=== INFORMATION GIVEN ===

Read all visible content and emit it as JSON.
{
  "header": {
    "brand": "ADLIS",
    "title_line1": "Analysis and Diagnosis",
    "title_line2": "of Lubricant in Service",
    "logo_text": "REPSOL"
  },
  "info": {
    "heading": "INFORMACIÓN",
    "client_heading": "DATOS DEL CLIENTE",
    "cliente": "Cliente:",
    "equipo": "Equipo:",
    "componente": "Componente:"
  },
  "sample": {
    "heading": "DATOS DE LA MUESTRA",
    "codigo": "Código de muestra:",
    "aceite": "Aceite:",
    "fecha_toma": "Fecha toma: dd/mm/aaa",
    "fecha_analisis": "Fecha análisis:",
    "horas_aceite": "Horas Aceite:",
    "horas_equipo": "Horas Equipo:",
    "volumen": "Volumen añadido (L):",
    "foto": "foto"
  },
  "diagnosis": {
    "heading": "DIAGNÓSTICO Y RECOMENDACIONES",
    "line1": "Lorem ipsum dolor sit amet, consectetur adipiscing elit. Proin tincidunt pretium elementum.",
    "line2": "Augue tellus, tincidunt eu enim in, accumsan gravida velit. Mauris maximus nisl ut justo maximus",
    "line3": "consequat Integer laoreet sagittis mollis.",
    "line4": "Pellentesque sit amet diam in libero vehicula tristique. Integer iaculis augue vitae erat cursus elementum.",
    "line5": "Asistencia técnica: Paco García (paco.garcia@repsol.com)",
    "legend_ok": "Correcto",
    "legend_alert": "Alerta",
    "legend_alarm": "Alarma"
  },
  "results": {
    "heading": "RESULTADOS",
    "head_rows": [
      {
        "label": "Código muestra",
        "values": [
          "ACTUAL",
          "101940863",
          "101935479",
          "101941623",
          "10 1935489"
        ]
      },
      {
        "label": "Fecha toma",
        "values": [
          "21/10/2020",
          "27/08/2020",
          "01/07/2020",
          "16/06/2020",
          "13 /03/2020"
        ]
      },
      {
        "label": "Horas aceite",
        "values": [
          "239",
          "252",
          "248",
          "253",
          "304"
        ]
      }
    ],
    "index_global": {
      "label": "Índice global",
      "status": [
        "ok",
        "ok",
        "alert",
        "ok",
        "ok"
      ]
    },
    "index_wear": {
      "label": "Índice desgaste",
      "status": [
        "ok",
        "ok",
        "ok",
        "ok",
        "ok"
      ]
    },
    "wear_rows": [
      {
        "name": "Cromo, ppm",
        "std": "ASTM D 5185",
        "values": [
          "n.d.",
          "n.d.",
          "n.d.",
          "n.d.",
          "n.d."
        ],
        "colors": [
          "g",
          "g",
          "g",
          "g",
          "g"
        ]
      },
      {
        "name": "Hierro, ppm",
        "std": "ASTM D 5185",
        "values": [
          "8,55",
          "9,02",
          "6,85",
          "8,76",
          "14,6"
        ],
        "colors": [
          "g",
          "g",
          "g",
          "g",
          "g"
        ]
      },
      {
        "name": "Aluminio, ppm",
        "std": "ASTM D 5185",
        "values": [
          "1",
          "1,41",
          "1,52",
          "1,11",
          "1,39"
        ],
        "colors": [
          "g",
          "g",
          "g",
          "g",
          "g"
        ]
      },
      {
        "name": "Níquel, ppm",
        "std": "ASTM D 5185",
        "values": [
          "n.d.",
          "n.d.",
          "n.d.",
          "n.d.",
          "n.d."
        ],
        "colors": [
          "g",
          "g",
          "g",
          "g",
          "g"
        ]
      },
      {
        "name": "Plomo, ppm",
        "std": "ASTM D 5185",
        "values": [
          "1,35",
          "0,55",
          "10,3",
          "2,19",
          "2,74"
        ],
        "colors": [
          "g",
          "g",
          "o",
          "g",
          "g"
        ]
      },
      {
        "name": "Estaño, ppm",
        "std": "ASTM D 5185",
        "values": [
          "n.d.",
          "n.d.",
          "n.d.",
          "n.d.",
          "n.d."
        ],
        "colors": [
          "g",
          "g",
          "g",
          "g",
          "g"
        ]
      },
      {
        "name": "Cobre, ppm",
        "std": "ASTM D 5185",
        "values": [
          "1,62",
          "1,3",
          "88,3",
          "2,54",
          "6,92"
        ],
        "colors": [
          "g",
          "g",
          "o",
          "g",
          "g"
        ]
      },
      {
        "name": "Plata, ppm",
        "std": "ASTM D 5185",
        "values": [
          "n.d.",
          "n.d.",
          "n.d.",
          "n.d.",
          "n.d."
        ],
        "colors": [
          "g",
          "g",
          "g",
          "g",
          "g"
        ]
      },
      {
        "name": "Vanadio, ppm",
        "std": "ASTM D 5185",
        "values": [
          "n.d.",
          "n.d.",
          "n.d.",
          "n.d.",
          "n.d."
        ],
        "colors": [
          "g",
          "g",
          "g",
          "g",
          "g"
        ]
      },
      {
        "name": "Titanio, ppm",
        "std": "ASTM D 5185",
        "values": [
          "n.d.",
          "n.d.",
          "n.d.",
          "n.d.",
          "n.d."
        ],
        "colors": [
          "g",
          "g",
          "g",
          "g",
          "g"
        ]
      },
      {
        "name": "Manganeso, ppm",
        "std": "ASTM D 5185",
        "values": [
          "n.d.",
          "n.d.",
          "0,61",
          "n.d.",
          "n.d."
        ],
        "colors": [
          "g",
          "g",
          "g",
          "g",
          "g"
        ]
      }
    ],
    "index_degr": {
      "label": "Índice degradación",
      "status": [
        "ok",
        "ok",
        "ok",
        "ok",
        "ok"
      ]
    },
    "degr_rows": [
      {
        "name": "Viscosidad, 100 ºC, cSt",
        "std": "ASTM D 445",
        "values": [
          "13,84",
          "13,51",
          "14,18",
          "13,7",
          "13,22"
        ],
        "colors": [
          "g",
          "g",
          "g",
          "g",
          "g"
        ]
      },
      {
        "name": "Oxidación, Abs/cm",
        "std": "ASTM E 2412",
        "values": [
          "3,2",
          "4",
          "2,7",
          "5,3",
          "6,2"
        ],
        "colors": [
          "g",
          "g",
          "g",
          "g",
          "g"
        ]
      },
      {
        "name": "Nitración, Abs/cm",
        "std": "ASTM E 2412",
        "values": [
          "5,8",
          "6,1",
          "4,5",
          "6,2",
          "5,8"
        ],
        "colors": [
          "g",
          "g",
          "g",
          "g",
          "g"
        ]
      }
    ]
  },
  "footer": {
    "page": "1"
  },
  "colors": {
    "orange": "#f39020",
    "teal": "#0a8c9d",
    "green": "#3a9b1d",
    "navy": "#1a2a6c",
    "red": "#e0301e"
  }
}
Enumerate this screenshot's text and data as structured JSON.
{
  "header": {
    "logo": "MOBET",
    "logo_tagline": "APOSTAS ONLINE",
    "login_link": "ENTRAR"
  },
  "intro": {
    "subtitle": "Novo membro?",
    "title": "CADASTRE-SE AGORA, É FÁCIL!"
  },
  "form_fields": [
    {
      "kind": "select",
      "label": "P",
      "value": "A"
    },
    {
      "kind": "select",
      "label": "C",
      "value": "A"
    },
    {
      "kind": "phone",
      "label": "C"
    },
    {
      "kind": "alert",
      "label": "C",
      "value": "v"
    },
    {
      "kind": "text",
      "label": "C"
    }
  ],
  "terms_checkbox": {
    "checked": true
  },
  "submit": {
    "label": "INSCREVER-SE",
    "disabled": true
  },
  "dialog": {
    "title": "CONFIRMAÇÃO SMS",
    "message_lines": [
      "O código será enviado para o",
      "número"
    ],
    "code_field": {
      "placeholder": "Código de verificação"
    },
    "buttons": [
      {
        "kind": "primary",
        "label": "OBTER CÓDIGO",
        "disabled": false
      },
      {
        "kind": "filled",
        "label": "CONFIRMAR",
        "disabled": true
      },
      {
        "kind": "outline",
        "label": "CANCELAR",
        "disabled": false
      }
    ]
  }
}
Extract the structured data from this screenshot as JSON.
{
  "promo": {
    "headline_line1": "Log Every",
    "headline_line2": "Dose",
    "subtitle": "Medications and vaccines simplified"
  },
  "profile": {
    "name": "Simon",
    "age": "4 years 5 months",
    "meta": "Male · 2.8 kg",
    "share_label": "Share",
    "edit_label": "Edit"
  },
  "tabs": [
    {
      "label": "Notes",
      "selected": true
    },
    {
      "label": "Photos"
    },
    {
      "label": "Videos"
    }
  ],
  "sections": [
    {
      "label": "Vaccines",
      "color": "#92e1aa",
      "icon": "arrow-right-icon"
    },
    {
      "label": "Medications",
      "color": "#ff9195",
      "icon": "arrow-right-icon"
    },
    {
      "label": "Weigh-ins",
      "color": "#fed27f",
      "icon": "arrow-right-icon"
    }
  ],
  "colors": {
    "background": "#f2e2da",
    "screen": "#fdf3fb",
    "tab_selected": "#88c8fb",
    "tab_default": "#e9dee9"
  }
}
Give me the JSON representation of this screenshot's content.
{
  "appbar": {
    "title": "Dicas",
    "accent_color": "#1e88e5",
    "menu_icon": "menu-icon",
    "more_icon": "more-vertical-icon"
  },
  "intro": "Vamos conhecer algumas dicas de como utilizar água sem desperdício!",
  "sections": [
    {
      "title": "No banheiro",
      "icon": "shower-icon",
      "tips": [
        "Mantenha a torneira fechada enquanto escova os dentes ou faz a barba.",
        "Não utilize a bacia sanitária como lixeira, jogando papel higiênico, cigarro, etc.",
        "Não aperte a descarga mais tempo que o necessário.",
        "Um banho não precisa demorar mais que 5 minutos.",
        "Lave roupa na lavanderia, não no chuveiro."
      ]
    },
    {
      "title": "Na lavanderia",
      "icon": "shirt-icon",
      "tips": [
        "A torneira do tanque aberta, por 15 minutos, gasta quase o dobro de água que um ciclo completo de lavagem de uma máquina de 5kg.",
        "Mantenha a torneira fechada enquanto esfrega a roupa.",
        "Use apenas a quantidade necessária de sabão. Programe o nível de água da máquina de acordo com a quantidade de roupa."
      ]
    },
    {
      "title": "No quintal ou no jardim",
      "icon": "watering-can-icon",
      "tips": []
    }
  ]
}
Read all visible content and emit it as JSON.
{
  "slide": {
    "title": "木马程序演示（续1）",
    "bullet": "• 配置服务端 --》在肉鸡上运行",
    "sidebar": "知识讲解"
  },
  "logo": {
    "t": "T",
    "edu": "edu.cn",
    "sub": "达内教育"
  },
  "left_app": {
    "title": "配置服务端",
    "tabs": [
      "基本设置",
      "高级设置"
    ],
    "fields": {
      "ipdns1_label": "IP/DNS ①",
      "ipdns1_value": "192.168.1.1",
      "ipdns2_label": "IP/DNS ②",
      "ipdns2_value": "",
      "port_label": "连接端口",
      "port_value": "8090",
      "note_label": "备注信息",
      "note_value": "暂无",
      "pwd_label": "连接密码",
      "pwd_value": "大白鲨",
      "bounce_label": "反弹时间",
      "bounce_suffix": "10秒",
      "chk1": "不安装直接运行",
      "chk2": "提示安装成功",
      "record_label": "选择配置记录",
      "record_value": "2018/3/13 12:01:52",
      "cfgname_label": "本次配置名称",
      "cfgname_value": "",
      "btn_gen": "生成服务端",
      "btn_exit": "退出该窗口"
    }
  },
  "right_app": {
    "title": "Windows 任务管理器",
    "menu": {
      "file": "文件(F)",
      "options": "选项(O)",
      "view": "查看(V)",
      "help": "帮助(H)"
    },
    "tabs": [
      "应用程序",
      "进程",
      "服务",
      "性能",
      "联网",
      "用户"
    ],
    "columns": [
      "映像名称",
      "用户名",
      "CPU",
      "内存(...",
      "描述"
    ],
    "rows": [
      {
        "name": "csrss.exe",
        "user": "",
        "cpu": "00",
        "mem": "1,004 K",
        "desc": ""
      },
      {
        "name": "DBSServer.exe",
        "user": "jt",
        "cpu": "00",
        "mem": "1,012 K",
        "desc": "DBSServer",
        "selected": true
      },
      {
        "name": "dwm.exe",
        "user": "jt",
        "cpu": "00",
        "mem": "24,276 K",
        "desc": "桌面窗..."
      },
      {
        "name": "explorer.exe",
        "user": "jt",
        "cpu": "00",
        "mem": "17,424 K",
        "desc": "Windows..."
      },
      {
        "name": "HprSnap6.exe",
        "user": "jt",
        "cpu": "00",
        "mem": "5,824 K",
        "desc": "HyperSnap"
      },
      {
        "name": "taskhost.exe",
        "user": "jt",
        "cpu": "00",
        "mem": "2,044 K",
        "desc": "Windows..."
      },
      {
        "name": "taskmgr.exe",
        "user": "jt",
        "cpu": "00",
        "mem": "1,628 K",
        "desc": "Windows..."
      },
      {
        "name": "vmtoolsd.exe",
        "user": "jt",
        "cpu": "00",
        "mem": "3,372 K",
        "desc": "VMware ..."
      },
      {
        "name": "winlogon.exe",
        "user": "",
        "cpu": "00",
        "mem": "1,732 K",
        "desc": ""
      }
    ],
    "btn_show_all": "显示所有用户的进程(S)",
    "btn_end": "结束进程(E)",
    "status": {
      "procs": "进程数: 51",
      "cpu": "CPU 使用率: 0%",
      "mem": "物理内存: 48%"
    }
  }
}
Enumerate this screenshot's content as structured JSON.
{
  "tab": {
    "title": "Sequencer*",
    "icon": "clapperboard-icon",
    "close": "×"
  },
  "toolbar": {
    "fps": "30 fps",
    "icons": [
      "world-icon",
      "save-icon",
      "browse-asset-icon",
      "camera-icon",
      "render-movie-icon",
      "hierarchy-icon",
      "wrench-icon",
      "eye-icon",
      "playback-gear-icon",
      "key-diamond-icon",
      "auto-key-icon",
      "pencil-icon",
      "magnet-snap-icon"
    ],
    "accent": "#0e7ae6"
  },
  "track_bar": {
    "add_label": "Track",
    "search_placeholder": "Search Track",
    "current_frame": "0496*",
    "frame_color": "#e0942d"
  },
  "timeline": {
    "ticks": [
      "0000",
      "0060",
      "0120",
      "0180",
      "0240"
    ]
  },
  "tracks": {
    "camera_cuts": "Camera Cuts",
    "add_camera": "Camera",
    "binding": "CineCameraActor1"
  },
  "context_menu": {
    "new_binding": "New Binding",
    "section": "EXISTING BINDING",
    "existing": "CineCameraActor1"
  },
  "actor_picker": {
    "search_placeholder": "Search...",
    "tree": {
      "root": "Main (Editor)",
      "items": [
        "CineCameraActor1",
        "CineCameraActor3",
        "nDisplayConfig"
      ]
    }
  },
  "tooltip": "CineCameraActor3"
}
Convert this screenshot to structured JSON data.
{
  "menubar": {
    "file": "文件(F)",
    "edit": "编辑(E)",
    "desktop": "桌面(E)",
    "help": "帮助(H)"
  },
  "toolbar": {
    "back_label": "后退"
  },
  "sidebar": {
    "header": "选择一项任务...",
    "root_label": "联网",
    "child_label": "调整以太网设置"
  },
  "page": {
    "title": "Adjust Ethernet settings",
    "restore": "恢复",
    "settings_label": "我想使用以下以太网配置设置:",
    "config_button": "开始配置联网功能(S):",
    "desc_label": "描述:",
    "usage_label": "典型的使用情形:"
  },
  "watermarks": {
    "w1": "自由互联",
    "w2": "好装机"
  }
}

===

→ **EXERCISE DESCRIPTION**
Find the string "Índice" in the listing and return every line that holds it.

→ **WRITTEN SOLUTION**
      "label": "Índice global",
      "label": "Índice desgaste",
      "label": "Índice degradación",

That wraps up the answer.